→ TO BE DONE
Produce an exact transcription of the listing below, omitting the pictures.

★ ★ ★

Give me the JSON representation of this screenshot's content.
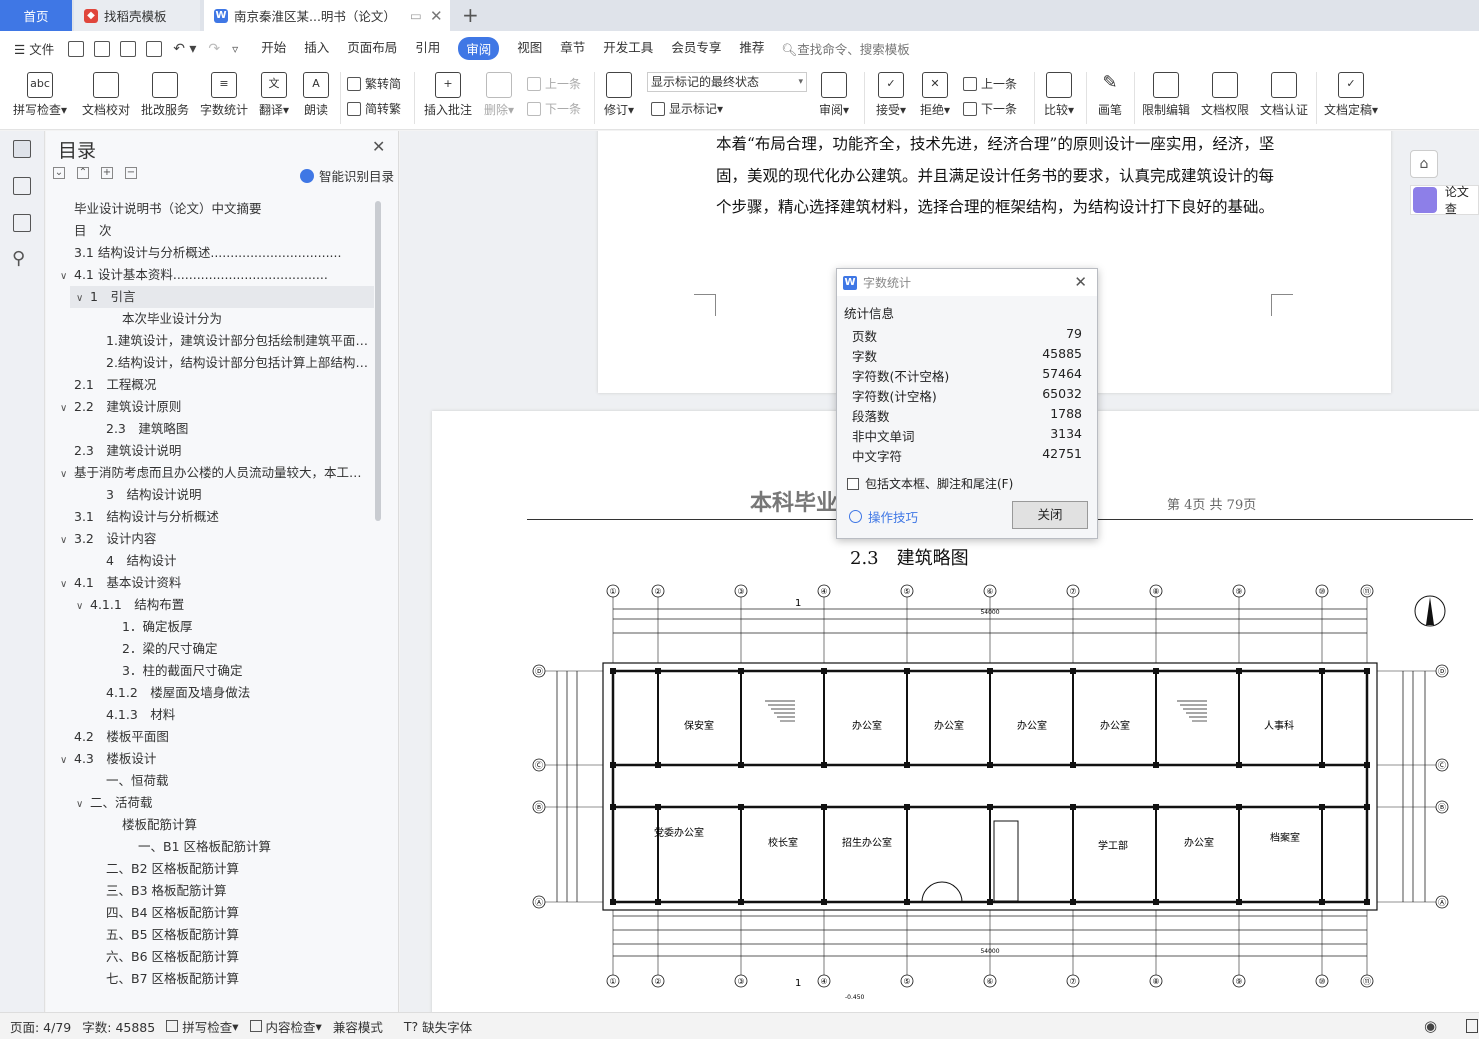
{
  "tabs": {
    "home": "首页",
    "template": "找稻壳模板",
    "doc": "南京秦淮区某...明书（论文）"
  },
  "menu": {
    "file": "文件",
    "items": [
      "开始",
      "插入",
      "页面布局",
      "引用",
      "审阅",
      "视图",
      "章节",
      "开发工具",
      "会员专享",
      "推荐"
    ],
    "active_index": 4,
    "search": "查找命令、搜索模板"
  },
  "ribbon": {
    "spell": "拼写检查",
    "proof": "文档校对",
    "batch": "批改服务",
    "count": "字数统计",
    "translate": "翻译",
    "read": "朗读",
    "trad": "繁转简",
    "simp": "简转繁",
    "comment": "插入批注",
    "delete": "删除",
    "prev": "上一条",
    "next": "下一条",
    "revise": "修订",
    "markup_state": "显示标记的最终状态",
    "show_markup": "显示标记",
    "review": "审阅",
    "accept": "接受",
    "reject": "拒绝",
    "prev2": "上一条",
    "next2": "下一条",
    "compare": "比较",
    "pen": "画笔",
    "restrict": "限制编辑",
    "perm": "文档权限",
    "cert": "文档认证",
    "final": "文档定稿"
  },
  "toc": {
    "title": "目录",
    "smart": "智能识别目录",
    "items": [
      {
        "t": "毕业设计说明书（论文）中文摘要",
        "lv": 0,
        "c": ""
      },
      {
        "t": "目　次",
        "lv": 0,
        "c": ""
      },
      {
        "t": "3.1  结构设计与分析概述.................................",
        "lv": 0,
        "c": ""
      },
      {
        "t": "4.1  设计基本资料.......................................",
        "lv": 0,
        "c": "v"
      },
      {
        "t": "1　引言",
        "lv": 1,
        "c": "v",
        "sel": true
      },
      {
        "t": "本次毕业设计分为",
        "lv": 3,
        "c": ""
      },
      {
        "t": "1.建筑设计，建筑设计部分包括绘制建筑平面图、…",
        "lv": 2,
        "c": ""
      },
      {
        "t": "2.结构设计，结构设计部分包括计算上部结构、楼…",
        "lv": 2,
        "c": ""
      },
      {
        "t": "2.1　工程概况",
        "lv": 0,
        "c": ""
      },
      {
        "t": "2.2　建筑设计原则",
        "lv": 0,
        "c": "v"
      },
      {
        "t": "2.3　建筑略图",
        "lv": 2,
        "c": ""
      },
      {
        "t": "2.3　建筑设计说明",
        "lv": 0,
        "c": ""
      },
      {
        "t": "基于消防考虑而且办公楼的人员流动量较大，本工程…",
        "lv": 0,
        "c": "v"
      },
      {
        "t": "3　结构设计说明",
        "lv": 2,
        "c": ""
      },
      {
        "t": "3.1　结构设计与分析概述",
        "lv": 0,
        "c": ""
      },
      {
        "t": "3.2　设计内容",
        "lv": 0,
        "c": "v"
      },
      {
        "t": "4　结构设计",
        "lv": 2,
        "c": ""
      },
      {
        "t": "4.1　基本设计资料",
        "lv": 0,
        "c": "v"
      },
      {
        "t": "4.1.1　结构布置",
        "lv": 1,
        "c": "v"
      },
      {
        "t": "1．确定板厚",
        "lv": 3,
        "c": ""
      },
      {
        "t": "2．梁的尺寸确定",
        "lv": 3,
        "c": ""
      },
      {
        "t": "3．柱的截面尺寸确定",
        "lv": 3,
        "c": ""
      },
      {
        "t": "4.1.2　楼屋面及墙身做法",
        "lv": 2,
        "c": ""
      },
      {
        "t": "4.1.3　材料",
        "lv": 2,
        "c": ""
      },
      {
        "t": "4.2　楼板平面图",
        "lv": 0,
        "c": ""
      },
      {
        "t": "4.3　楼板设计",
        "lv": 0,
        "c": "v"
      },
      {
        "t": "一、恒荷载",
        "lv": 2,
        "c": ""
      },
      {
        "t": "二、活荷载",
        "lv": 1,
        "c": "v"
      },
      {
        "t": "楼板配筋计算",
        "lv": 3,
        "c": ""
      },
      {
        "t": "一、B1 区格板配筋计算",
        "lv": 4,
        "c": ""
      },
      {
        "t": "二、B2 区格板配筋计算",
        "lv": 2,
        "c": ""
      },
      {
        "t": "三、B3 格板配筋计算",
        "lv": 2,
        "c": ""
      },
      {
        "t": "四、B4 区格板配筋计算",
        "lv": 2,
        "c": ""
      },
      {
        "t": "五、B5 区格板配筋计算",
        "lv": 2,
        "c": ""
      },
      {
        "t": "六、B6 区格板配筋计算",
        "lv": 2,
        "c": ""
      },
      {
        "t": "七、B7 区格板配筋计算",
        "lv": 2,
        "c": ""
      }
    ]
  },
  "doc": {
    "paragraph": "本着“布局合理，功能齐全，技术先进，经济合理”的原则设计一座实用，经济，坚固，美观的现代化办公建筑。并且满足设计任务书的要求，认真完成建筑设计的每个步骤，精心选择建筑材料，选择合理的框架结构，为结构设计打下良好的基础。",
    "header_left": "本科毕业",
    "header_right": "第 4页 共 79页",
    "section": "2.3　建筑略图",
    "side_label": "论文查"
  },
  "plan": {
    "axes_top": [
      "①",
      "②",
      "③",
      "④",
      "⑤",
      "⑥",
      "⑦",
      "⑧",
      "⑨",
      "⑩",
      "⑪"
    ],
    "axes_side": [
      "Ⓓ",
      "Ⓒ",
      "Ⓑ",
      "Ⓐ"
    ],
    "overall": "54000",
    "section_mark": "1",
    "rooms": [
      "保安室",
      "办公室",
      "办公室",
      "办公室",
      "办公室",
      "人事科",
      "党委办公室",
      "校长室",
      "招生办公室",
      "学工部",
      "办公室",
      "档案室"
    ],
    "elevation": "-0.450"
  },
  "dialog": {
    "title": "字数统计",
    "section": "统计信息",
    "rows": [
      {
        "k": "页数",
        "v": "79"
      },
      {
        "k": "字数",
        "v": "45885"
      },
      {
        "k": "字符数(不计空格)",
        "v": "57464"
      },
      {
        "k": "字符数(计空格)",
        "v": "65032"
      },
      {
        "k": "段落数",
        "v": "1788"
      },
      {
        "k": "非中文单词",
        "v": "3134"
      },
      {
        "k": "中文字符",
        "v": "42751"
      }
    ],
    "checkbox": "包括文本框、脚注和尾注(F)",
    "tip": "操作技巧",
    "close": "关闭"
  },
  "status": {
    "page": "页面: 4/79",
    "words": "字数: 45885",
    "spell": "拼写检查",
    "content": "内容检查",
    "compat": "兼容模式",
    "font": "缺失字体"
  },
  "colors": {
    "accent": "#3f77e5"
  }
}
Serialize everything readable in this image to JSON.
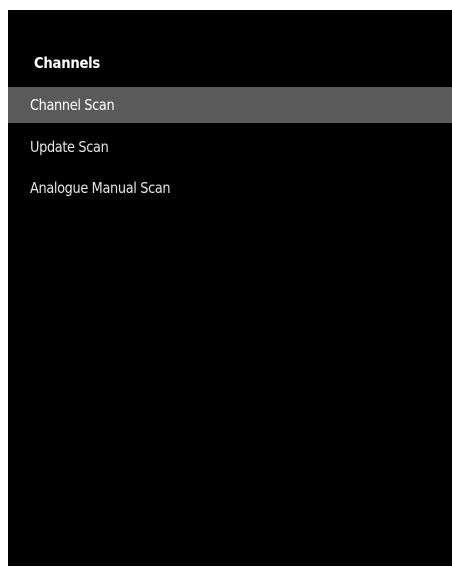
{
  "screen": {
    "title": "Channels",
    "background_color": "#000000",
    "selection_color": "#5a5a5a",
    "text_color": "#ffffff"
  },
  "menu": {
    "items": [
      {
        "label": "Channel Scan",
        "selected": true
      },
      {
        "label": "Update Scan",
        "selected": false
      },
      {
        "label": "Analogue Manual Scan",
        "selected": false
      }
    ]
  }
}
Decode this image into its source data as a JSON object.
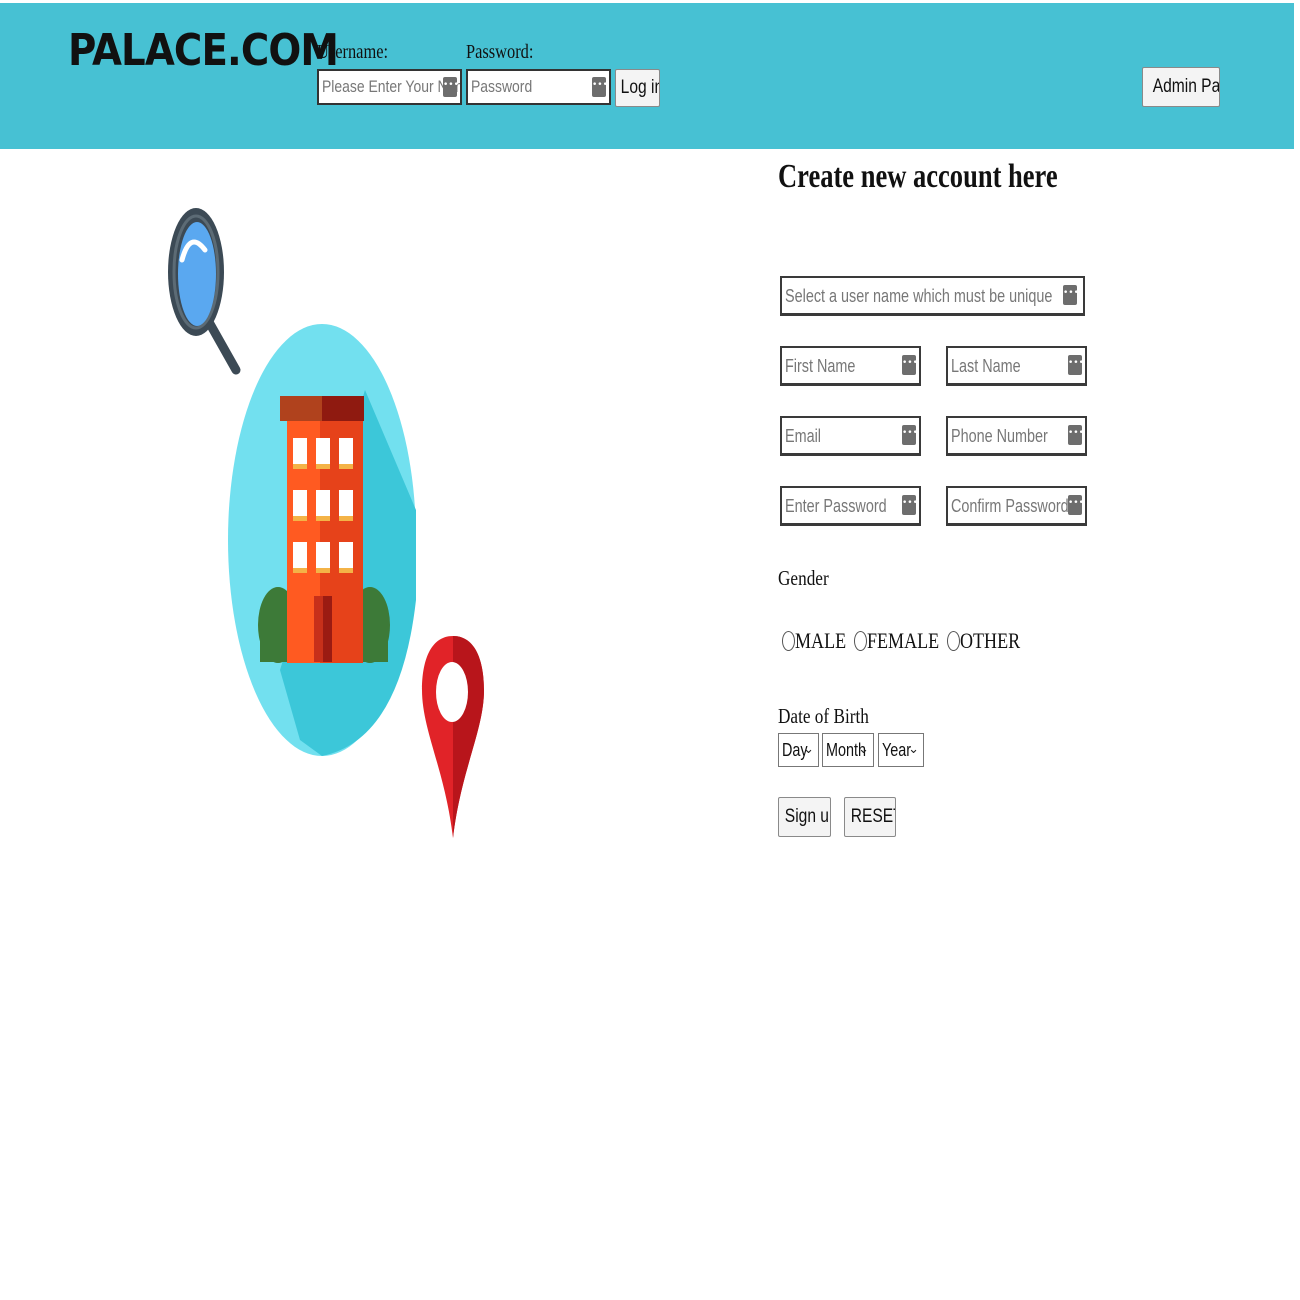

★ ★ ★

→ COMPLETED EXERCISE
Give me the JSON representation of this screenshot's content.
{
  "tabs": {
    "home": "首页",
    "template": "找稻壳模板",
    "doc": "南京秦淮区某...明书（论文）"
  },
  "menu": {
    "file": "文件",
    "items": [
      "开始",
      "插入",
      "页面布局",
      "引用",
      "审阅",
      "视图",
      "章节",
      "开发工具",
      "会员专享",
      "推荐"
    ],
    "active_index": 4,
    "search": "查找命令、搜索模板"
  },
  "ribbon": {
    "spell": "拼写检查",
    "proof": "文档校对",
    "batch": "批改服务",
    "count": "字数统计",
    "translate": "翻译",
    "read": "朗读",
    "trad": "繁转简",
    "simp": "简转繁",
    "comment": "插入批注",
    "delete": "删除",
    "prev": "上一条",
    "next": "下一条",
    "revise": "修订",
    "markup_state": "显示标记的最终状态",
    "show_markup": "显示标记",
    "review": "审阅",
    "accept": "接受",
    "reject": "拒绝",
    "prev2": "上一条",
    "next2": "下一条",
    "compare": "比较",
    "pen": "画笔",
    "restrict": "限制编辑",
    "perm": "文档权限",
    "cert": "文档认证",
    "final": "文档定稿"
  },
  "toc": {
    "title": "目录",
    "smart": "智能识别目录",
    "items": [
      {
        "t": "毕业设计说明书（论文）中文摘要",
        "lv": 0,
        "c": ""
      },
      {
        "t": "目　次",
        "lv": 0,
        "c": ""
      },
      {
        "t": "3.1  结构设计与分析概述.................................",
        "lv": 0,
        "c": ""
      },
      {
        "t": "4.1  设计基本资料.......................................",
        "lv": 0,
        "c": "v"
      },
      {
        "t": "1　引言",
        "lv": 1,
        "c": "v",
        "sel": true
      },
      {
        "t": "本次毕业设计分为",
        "lv": 3,
        "c": ""
      },
      {
        "t": "1.建筑设计，建筑设计部分包括绘制建筑平面图、…",
        "lv": 2,
        "c": ""
      },
      {
        "t": "2.结构设计，结构设计部分包括计算上部结构、楼…",
        "lv": 2,
        "c": ""
      },
      {
        "t": "2.1　工程概况",
        "lv": 0,
        "c": ""
      },
      {
        "t": "2.2　建筑设计原则",
        "lv": 0,
        "c": "v"
      },
      {
        "t": "2.3　建筑略图",
        "lv": 2,
        "c": ""
      },
      {
        "t": "2.3　建筑设计说明",
        "lv": 0,
        "c": ""
      },
      {
        "t": "基于消防考虑而且办公楼的人员流动量较大，本工程…",
        "lv": 0,
        "c": "v"
      },
      {
        "t": "3　结构设计说明",
        "lv": 2,
        "c": ""
      },
      {
        "t": "3.1　结构设计与分析概述",
        "lv": 0,
        "c": ""
      },
      {
        "t": "3.2　设计内容",
        "lv": 0,
        "c": "v"
      },
      {
        "t": "4　结构设计",
        "lv": 2,
        "c": ""
      },
      {
        "t": "4.1　基本设计资料",
        "lv": 0,
        "c": "v"
      },
      {
        "t": "4.1.1　结构布置",
        "lv": 1,
        "c": "v"
      },
      {
        "t": "1．确定板厚",
        "lv": 3,
        "c": ""
      },
      {
        "t": "2．梁的尺寸确定",
        "lv": 3,
        "c": ""
      },
      {
        "t": "3．柱的截面尺寸确定",
        "lv": 3,
        "c": ""
      },
      {
        "t": "4.1.2　楼屋面及墙身做法",
        "lv": 2,
        "c": ""
      },
      {
        "t": "4.1.3　材料",
        "lv": 2,
        "c": ""
      },
      {
        "t": "4.2　楼板平面图",
        "lv": 0,
        "c": ""
      },
      {
        "t": "4.3　楼板设计",
        "lv": 0,
        "c": "v"
      },
      {
        "t": "一、恒荷载",
        "lv": 2,
        "c": ""
      },
      {
        "t": "二、活荷载",
        "lv": 1,
        "c": "v"
      },
      {
        "t": "楼板配筋计算",
        "lv": 3,
        "c": ""
      },
      {
        "t": "一、B1 区格板配筋计算",
        "lv": 4,
        "c": ""
      },
      {
        "t": "二、B2 区格板配筋计算",
        "lv": 2,
        "c": ""
      },
      {
        "t": "三、B3 格板配筋计算",
        "lv": 2,
        "c": ""
      },
      {
        "t": "四、B4 区格板配筋计算",
        "lv": 2,
        "c": ""
      },
      {
        "t": "五、B5 区格板配筋计算",
        "lv": 2,
        "c": ""
      },
      {
        "t": "六、B6 区格板配筋计算",
        "lv": 2,
        "c": ""
      },
      {
        "t": "七、B7 区格板配筋计算",
        "lv": 2,
        "c": ""
      }
    ]
  },
  "doc": {
    "paragraph": "本着“布局合理，功能齐全，技术先进，经济合理”的原则设计一座实用，经济，坚固，美观的现代化办公建筑。并且满足设计任务书的要求，认真完成建筑设计的每个步骤，精心选择建筑材料，选择合理的框架结构，为结构设计打下良好的基础。",
    "header_left": "本科毕业",
    "header_right": "第 4页 共 79页",
    "section": "2.3　建筑略图",
    "side_label": "论文查"
  },
  "plan": {
    "axes_top": [
      "①",
      "②",
      "③",
      "④",
      "⑤",
      "⑥",
      "⑦",
      "⑧",
      "⑨",
      "⑩",
      "⑪"
    ],
    "axes_side": [
      "Ⓓ",
      "Ⓒ",
      "Ⓑ",
      "Ⓐ"
    ],
    "overall": "54000",
    "section_mark": "1",
    "rooms": [
      "保安室",
      "办公室",
      "办公室",
      "办公室",
      "办公室",
      "人事科",
      "党委办公室",
      "校长室",
      "招生办公室",
      "学工部",
      "办公室",
      "档案室"
    ],
    "elevation": "-0.450"
  },
  "dialog": {
    "title": "字数统计",
    "section": "统计信息",
    "rows": [
      {
        "k": "页数",
        "v": "79"
      },
      {
        "k": "字数",
        "v": "45885"
      },
      {
        "k": "字符数(不计空格)",
        "v": "57464"
      },
      {
        "k": "字符数(计空格)",
        "v": "65032"
      },
      {
        "k": "段落数",
        "v": "1788"
      },
      {
        "k": "非中文单词",
        "v": "3134"
      },
      {
        "k": "中文字符",
        "v": "42751"
      }
    ],
    "checkbox": "包括文本框、脚注和尾注(F)",
    "tip": "操作技巧",
    "close": "关闭"
  },
  "status": {
    "page": "页面: 4/79",
    "words": "字数: 45885",
    "spell": "拼写检查",
    "content": "内容检查",
    "compat": "兼容模式",
    "font": "缺失字体"
  },
  "colors": {
    "accent": "#3f77e5"
  }
}
Serialize everything readable in this image to JSON.
{
  "screen": {
    "title": "Channels",
    "background_color": "#000000",
    "selection_color": "#5a5a5a",
    "text_color": "#ffffff"
  },
  "menu": {
    "items": [
      {
        "label": "Channel Scan",
        "selected": true
      },
      {
        "label": "Update Scan",
        "selected": false
      },
      {
        "label": "Analogue Manual Scan",
        "selected": false
      }
    ]
  }
}
Decode this image into its source data as a JSON object.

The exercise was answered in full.